▶ _What you will do_
Copy each line of the records that contains the word "Pirker".

··· Entries provided

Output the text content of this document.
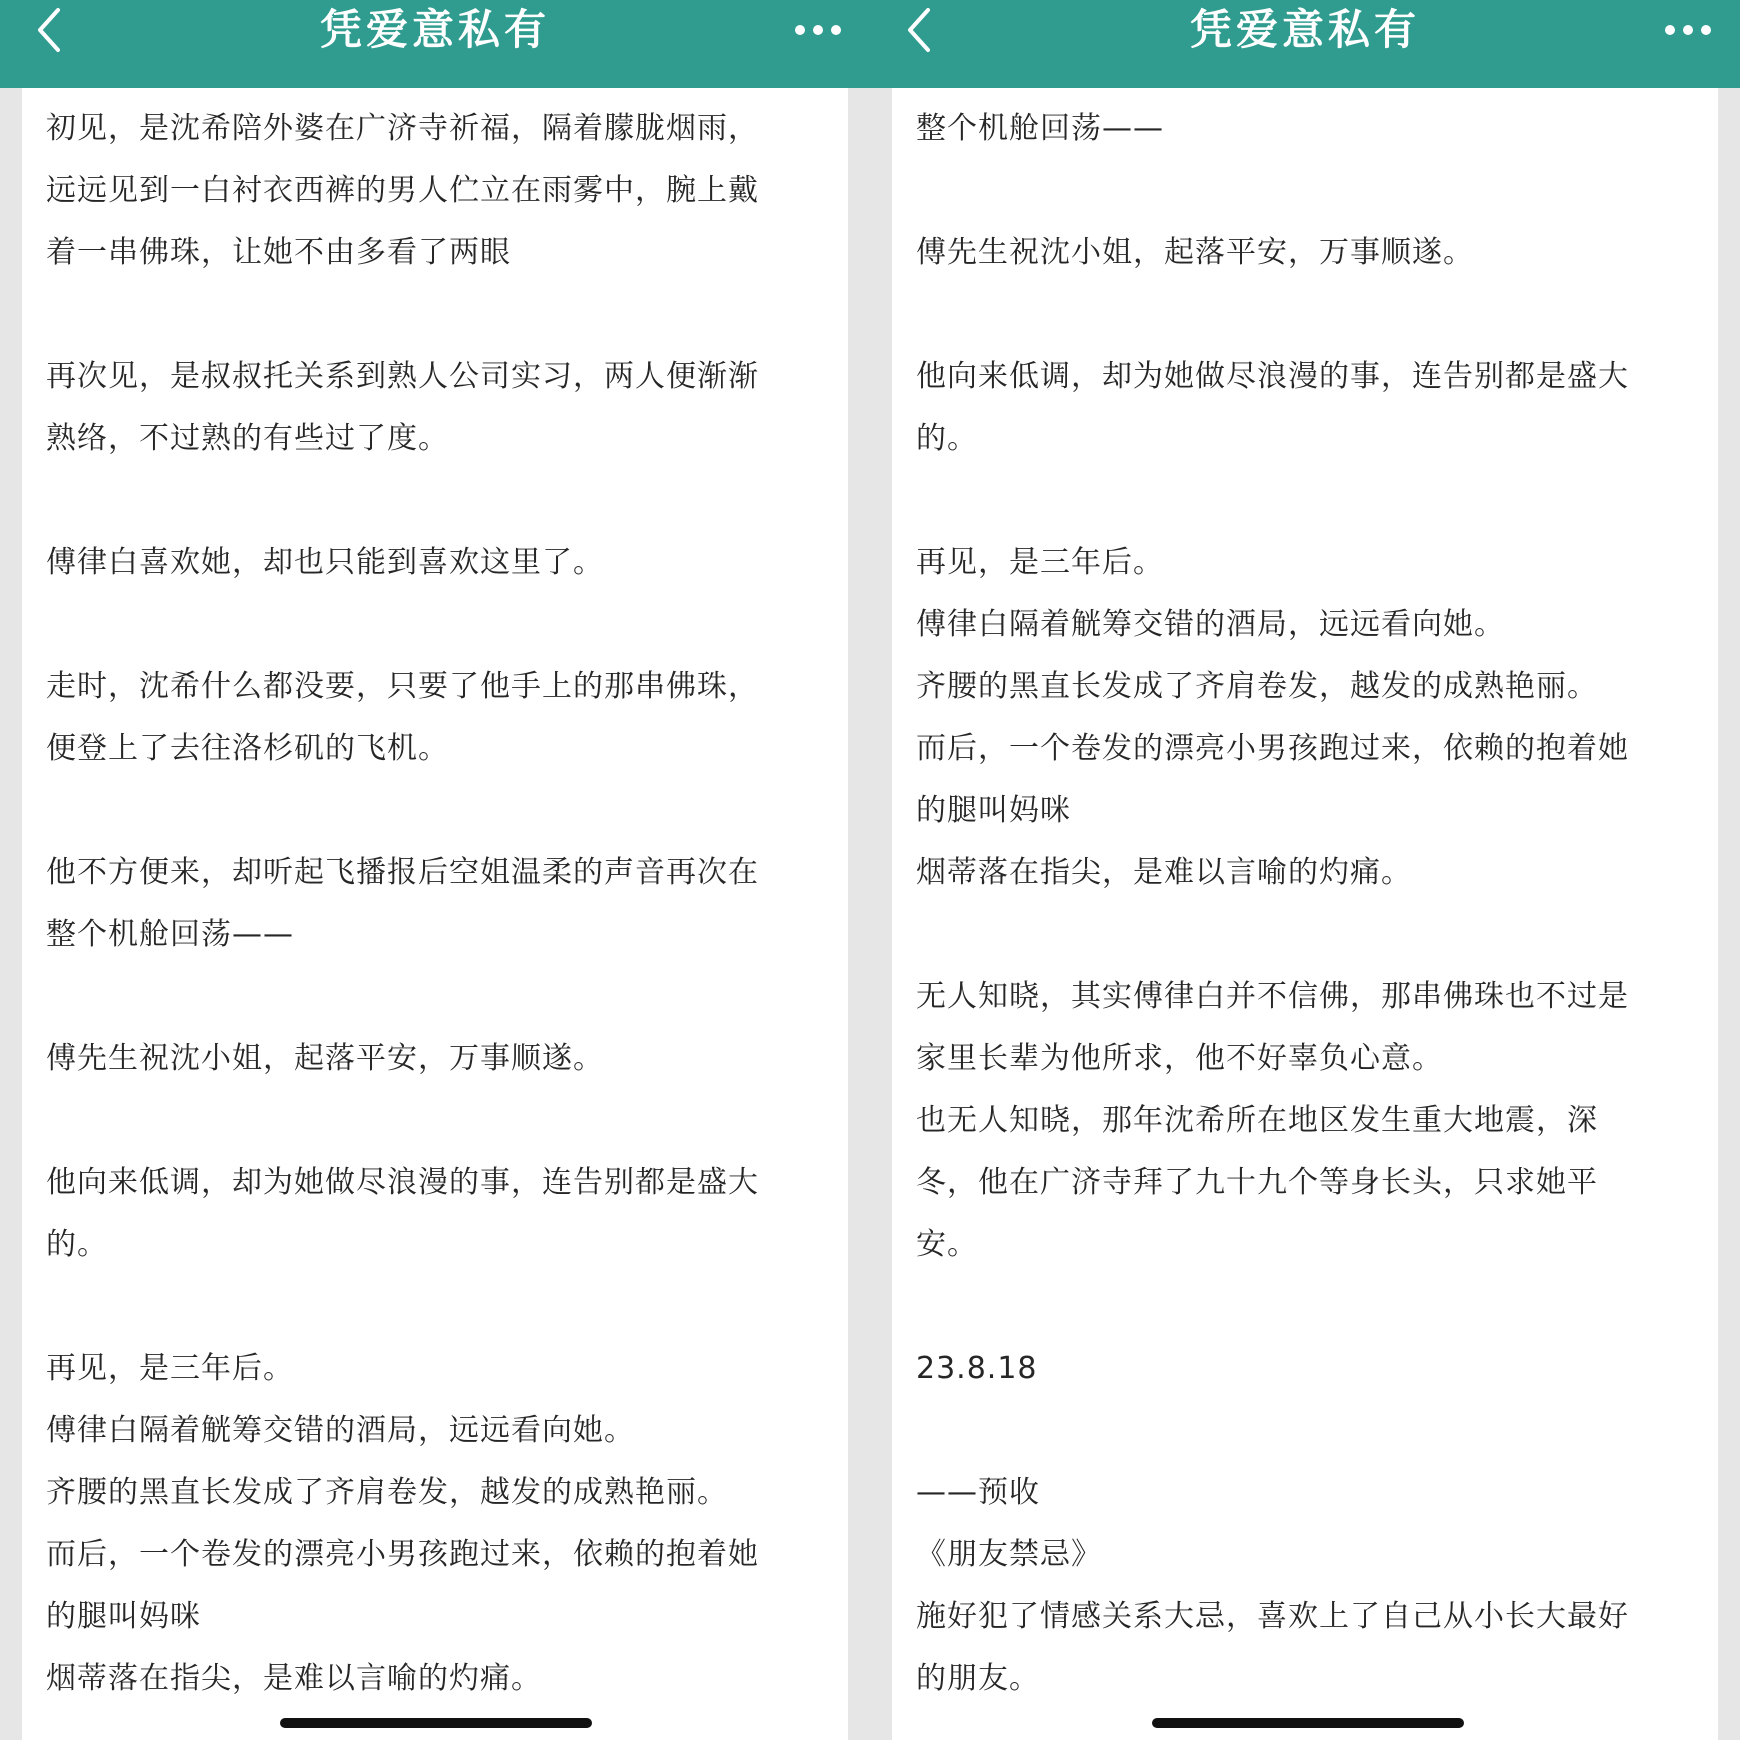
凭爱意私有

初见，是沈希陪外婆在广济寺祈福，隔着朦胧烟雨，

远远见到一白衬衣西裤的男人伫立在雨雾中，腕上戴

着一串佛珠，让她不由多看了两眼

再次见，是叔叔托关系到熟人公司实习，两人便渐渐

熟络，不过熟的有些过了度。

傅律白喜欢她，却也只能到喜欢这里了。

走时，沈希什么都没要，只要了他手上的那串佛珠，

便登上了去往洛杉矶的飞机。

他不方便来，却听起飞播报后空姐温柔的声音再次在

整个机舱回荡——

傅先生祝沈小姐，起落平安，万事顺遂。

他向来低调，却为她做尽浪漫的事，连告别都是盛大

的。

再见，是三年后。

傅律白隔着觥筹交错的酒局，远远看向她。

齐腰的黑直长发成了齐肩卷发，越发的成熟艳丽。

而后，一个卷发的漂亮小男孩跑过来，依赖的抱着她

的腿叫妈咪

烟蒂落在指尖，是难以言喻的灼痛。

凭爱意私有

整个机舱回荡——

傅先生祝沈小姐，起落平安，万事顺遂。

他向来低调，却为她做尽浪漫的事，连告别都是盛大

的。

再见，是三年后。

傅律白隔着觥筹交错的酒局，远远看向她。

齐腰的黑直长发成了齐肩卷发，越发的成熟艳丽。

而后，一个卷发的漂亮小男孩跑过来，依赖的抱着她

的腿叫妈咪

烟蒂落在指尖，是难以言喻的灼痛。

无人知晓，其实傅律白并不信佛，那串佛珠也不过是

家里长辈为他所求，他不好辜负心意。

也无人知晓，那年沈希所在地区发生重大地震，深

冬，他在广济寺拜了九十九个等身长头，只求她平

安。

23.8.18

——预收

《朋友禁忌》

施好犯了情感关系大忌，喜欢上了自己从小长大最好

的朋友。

······
··· Entries provided

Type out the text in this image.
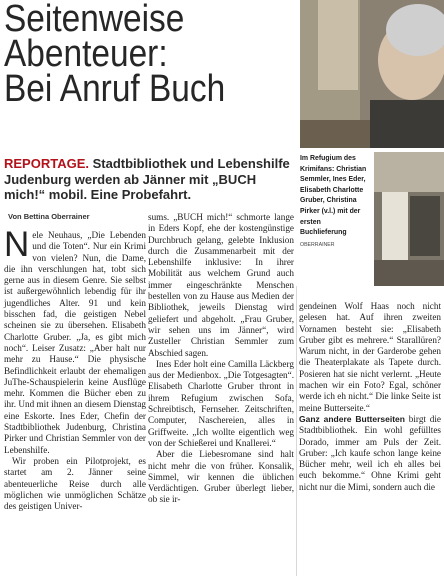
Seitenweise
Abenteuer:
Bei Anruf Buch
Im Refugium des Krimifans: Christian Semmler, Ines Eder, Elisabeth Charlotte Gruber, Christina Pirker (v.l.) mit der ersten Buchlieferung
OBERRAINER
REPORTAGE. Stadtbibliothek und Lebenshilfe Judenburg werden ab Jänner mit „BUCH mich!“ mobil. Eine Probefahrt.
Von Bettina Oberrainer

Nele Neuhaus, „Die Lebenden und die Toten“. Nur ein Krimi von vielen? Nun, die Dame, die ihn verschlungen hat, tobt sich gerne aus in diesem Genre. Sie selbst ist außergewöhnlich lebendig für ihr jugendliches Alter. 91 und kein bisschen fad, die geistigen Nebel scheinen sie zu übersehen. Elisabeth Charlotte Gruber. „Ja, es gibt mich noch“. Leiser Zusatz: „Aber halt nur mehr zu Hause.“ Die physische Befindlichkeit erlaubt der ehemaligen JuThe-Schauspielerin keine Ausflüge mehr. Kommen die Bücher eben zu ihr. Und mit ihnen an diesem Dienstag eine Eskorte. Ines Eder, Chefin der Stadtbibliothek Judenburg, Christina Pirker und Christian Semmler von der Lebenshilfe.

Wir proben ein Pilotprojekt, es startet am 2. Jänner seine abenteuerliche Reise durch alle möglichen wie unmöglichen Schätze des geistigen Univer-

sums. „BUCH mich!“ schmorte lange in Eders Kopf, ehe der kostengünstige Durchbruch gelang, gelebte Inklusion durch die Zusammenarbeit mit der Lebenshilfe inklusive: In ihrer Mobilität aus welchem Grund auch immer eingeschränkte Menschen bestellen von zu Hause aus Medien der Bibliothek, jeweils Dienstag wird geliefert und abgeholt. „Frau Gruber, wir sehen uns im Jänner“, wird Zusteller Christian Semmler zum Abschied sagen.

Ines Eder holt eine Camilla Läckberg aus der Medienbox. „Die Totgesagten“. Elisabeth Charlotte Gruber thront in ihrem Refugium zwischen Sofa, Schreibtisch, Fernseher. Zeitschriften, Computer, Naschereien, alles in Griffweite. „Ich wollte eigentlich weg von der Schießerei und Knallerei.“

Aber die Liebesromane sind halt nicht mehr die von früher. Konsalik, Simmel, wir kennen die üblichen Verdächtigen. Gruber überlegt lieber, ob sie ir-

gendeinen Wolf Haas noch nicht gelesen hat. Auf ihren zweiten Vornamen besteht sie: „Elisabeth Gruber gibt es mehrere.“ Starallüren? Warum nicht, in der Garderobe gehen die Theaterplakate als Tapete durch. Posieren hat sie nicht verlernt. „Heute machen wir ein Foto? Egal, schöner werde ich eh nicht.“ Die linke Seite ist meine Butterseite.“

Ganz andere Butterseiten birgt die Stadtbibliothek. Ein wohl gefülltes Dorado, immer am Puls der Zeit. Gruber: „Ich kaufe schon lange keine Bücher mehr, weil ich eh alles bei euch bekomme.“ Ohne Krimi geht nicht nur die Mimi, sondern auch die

······

▶ _Solution to the problem_
Im Refugium des Krimifans: Christian Semmler, Ines Eder, Elisabeth Charlotte Gruber, Christina Pirker (v.l.) mit der ersten Buchlieferung
Nele Neuhaus, „Die Lebenden und die Toten“. Nur ein Krimi von vielen? Nun, die Dame, die ihn verschlungen hat, tobt sich gerne aus in diesem Genre. Sie selbst ist außergewöhnlich lebendig für ihr jugendliches Alter. 91 und kein bisschen fad, die geistigen Nebel scheinen sie zu übersehen. Elisabeth Charlotte Gruber. „Ja, es gibt mich noch“. Leiser Zusatz: „Aber halt nur mehr zu Hause.“ Die physische Befindlichkeit erlaubt der ehemaligen JuThe-Schauspielerin keine Ausflüge mehr. Kommen die Bücher eben zu ihr. Und mit ihnen an diesem Dienstag eine Eskorte. Ines Eder, Chefin der Stadtbibliothek Judenburg, Christina Pirker und Christian Semmler von der Lebenshilfe.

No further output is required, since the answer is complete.